§ **Work to be completed**:
Scan the records for the word "Desplegar". Report each line where it occurs.

Excerpts from an interface dataset:
══════════

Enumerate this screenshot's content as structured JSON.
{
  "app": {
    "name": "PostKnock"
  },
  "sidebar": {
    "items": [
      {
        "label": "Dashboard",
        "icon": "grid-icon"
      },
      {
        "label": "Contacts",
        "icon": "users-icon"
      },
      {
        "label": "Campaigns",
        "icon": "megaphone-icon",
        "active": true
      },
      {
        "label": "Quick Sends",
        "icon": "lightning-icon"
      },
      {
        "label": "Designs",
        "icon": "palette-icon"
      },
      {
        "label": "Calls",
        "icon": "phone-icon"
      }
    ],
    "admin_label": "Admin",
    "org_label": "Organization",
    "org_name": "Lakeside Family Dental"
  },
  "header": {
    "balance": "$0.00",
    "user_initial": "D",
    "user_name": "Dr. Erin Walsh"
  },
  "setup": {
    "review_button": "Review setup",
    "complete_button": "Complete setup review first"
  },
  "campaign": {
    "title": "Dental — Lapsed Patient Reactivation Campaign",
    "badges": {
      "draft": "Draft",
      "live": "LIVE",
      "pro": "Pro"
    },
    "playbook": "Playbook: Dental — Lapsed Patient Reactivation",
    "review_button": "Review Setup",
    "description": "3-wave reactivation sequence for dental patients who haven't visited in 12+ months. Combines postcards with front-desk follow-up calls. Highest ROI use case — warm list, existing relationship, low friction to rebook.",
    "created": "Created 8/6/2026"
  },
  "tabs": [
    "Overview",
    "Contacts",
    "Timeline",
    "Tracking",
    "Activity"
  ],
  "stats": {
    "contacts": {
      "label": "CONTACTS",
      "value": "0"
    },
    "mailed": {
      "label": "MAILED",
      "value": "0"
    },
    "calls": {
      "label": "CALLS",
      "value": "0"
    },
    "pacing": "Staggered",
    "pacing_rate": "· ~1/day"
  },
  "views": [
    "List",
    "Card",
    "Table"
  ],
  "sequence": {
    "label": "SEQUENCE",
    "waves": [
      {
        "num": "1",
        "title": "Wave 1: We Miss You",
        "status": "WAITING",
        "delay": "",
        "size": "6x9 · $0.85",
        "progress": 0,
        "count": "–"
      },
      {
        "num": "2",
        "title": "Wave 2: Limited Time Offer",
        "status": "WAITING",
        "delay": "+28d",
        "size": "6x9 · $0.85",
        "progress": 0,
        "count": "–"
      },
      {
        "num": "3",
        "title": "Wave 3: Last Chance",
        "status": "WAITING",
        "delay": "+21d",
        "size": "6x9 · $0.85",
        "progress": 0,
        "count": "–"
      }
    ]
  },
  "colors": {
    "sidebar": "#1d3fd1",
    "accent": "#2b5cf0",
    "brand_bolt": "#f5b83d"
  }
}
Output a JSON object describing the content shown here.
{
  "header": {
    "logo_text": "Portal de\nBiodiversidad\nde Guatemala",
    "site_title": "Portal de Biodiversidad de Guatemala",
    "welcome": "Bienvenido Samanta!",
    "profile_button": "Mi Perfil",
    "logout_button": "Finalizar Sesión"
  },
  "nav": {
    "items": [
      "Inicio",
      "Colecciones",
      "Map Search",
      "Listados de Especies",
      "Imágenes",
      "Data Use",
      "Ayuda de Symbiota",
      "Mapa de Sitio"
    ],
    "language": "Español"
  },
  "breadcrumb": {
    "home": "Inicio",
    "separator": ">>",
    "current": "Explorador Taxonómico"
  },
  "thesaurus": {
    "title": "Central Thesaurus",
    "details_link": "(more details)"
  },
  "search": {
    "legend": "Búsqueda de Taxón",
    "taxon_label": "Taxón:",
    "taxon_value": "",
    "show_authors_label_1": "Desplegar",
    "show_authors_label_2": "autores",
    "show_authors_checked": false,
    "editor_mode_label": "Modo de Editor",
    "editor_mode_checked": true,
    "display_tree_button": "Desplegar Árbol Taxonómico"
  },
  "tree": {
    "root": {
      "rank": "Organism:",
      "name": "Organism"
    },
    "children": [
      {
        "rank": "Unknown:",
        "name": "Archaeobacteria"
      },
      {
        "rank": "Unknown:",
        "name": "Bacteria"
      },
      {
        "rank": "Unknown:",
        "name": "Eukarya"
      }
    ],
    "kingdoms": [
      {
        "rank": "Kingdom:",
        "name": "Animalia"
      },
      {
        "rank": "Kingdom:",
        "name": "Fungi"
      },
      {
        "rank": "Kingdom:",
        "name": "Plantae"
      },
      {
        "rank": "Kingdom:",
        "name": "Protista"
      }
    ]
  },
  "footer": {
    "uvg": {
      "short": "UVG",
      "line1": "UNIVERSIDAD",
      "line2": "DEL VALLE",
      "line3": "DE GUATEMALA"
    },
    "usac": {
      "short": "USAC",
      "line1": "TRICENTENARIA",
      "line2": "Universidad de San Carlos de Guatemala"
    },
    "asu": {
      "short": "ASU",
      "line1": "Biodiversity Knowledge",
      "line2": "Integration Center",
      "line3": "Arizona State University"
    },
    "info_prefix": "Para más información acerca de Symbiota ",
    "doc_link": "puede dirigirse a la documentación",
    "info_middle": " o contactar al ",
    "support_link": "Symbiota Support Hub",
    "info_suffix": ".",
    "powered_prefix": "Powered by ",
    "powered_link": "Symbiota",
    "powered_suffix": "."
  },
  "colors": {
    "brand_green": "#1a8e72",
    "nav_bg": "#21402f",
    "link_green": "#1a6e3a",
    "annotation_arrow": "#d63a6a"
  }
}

══════════

§ **Completed exercise**:
    "show_authors_label_1": "Desplegar",
    "display_tree_button": "Desplegar Árbol Taxonómico"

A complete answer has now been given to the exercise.